Task instructions: In the listing below, locate the lines that hold the string "content". Copy those lines.

--- Provided information ---

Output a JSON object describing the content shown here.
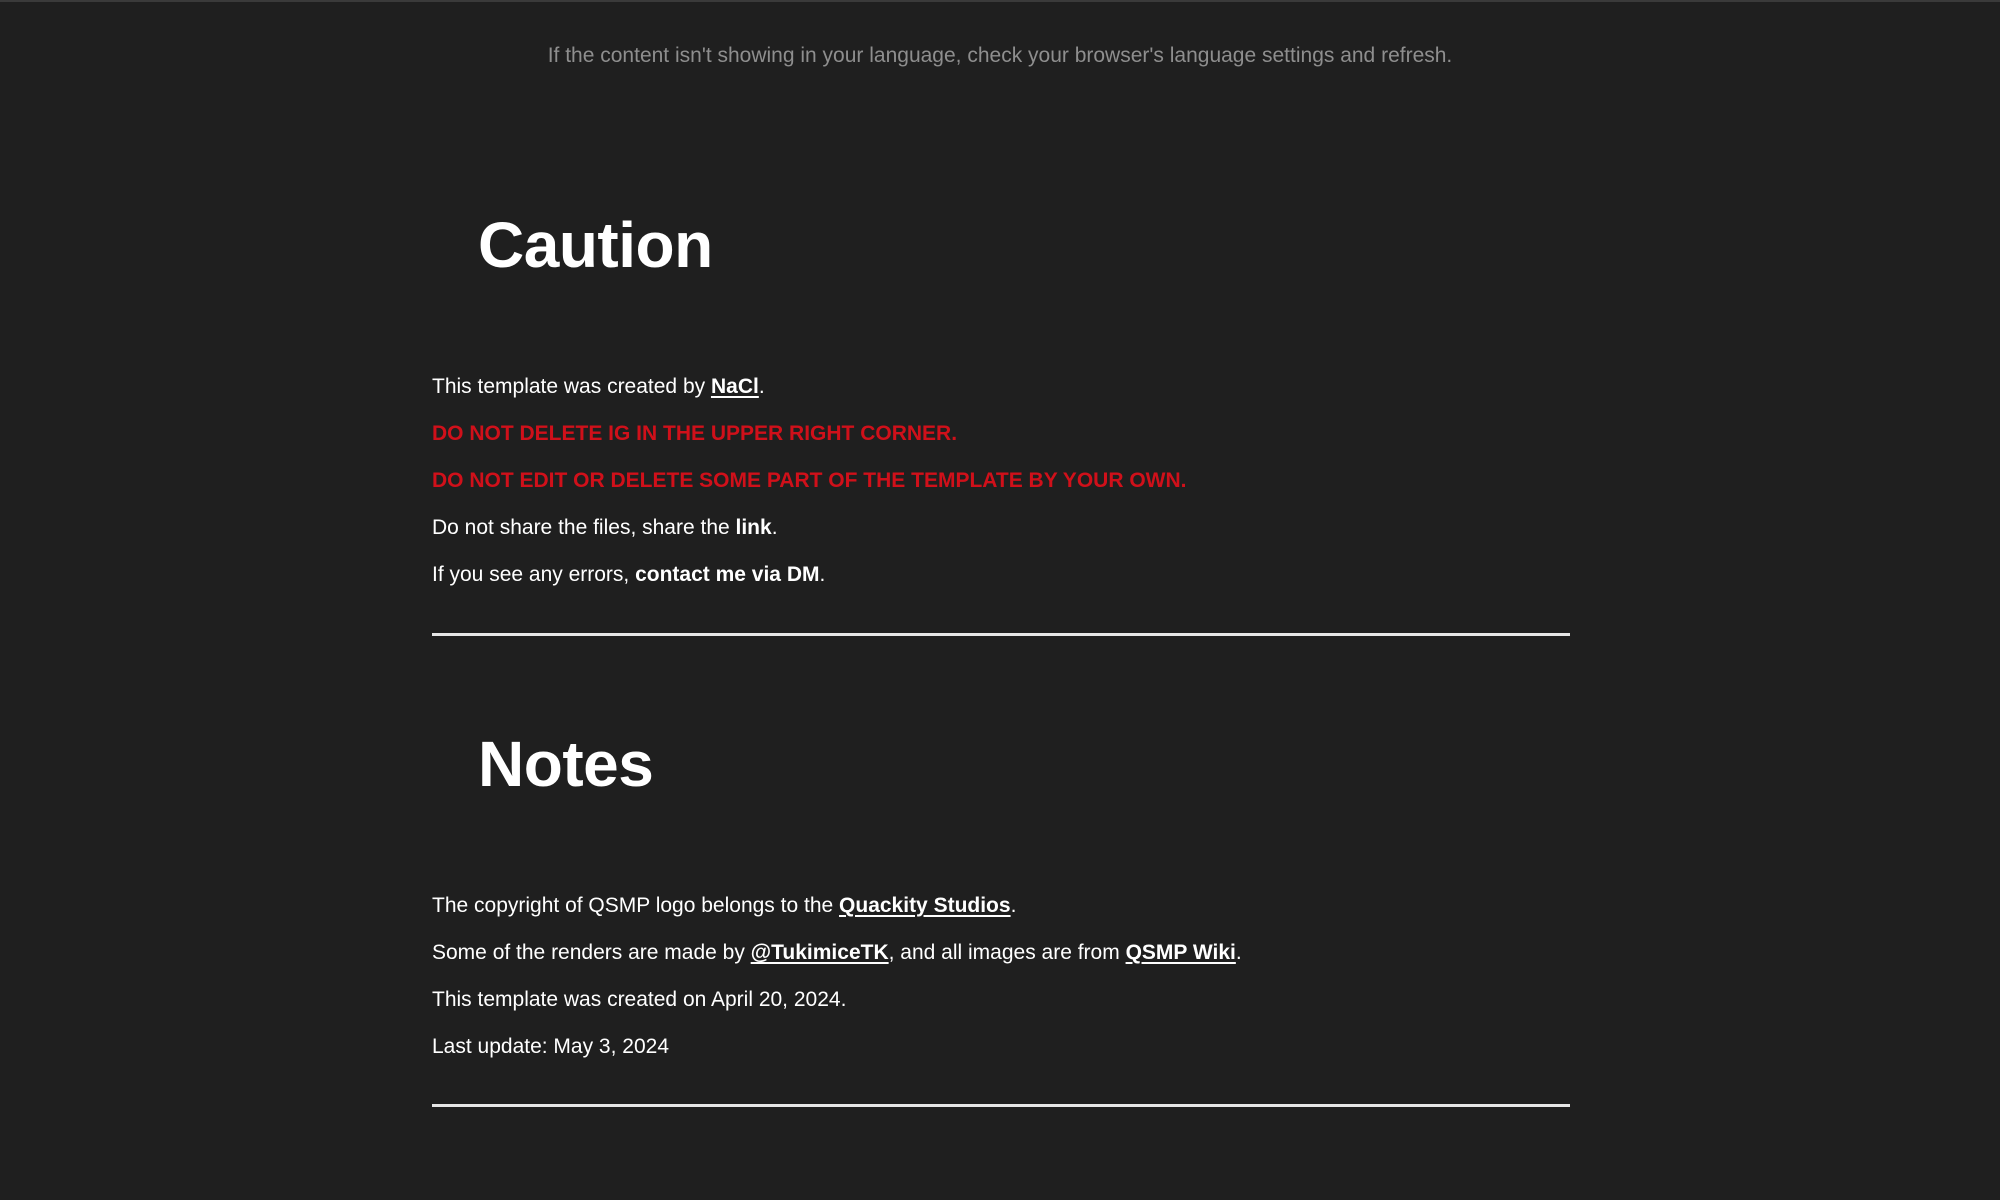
{
  "header": {
    "language_note": "If the content isn't showing in your language, check your browser's language settings and refresh."
  },
  "caution": {
    "title": "Caution",
    "created_by_prefix": "This template was created by ",
    "creator_link": "NaCl",
    "created_by_suffix": ".",
    "warning_1": "DO NOT DELETE IG IN THE UPPER RIGHT CORNER.",
    "warning_2": "DO NOT EDIT OR DELETE SOME PART OF THE TEMPLATE BY YOUR OWN.",
    "share_prefix": "Do not share the files, share the ",
    "share_bold": "link",
    "share_suffix": ".",
    "errors_prefix": "If you see any errors, ",
    "errors_bold": "contact me via DM",
    "errors_suffix": "."
  },
  "notes": {
    "title": "Notes",
    "copyright_prefix": "The copyright of QSMP logo belongs to the ",
    "copyright_link": "Quackity Studios",
    "copyright_suffix": ".",
    "renders_prefix": "Some of the renders are made by ",
    "renders_link": "@TukimiceTK",
    "renders_middle": ", and all images are from ",
    "wiki_link": "QSMP Wiki",
    "renders_suffix": ".",
    "created_on": "This template was created on April 20, 2024.",
    "last_update": "Last update: May 3, 2024"
  },
  "colors": {
    "background": "#1f1f1f",
    "text": "#ffffff",
    "muted": "#8e8e8e",
    "warning": "#d0101a"
  }
}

---

Exercise response:
Output a JSON object describing the content shown here.
    "language_note": "If the content isn't showing in your language, check your browser's language settings and refresh."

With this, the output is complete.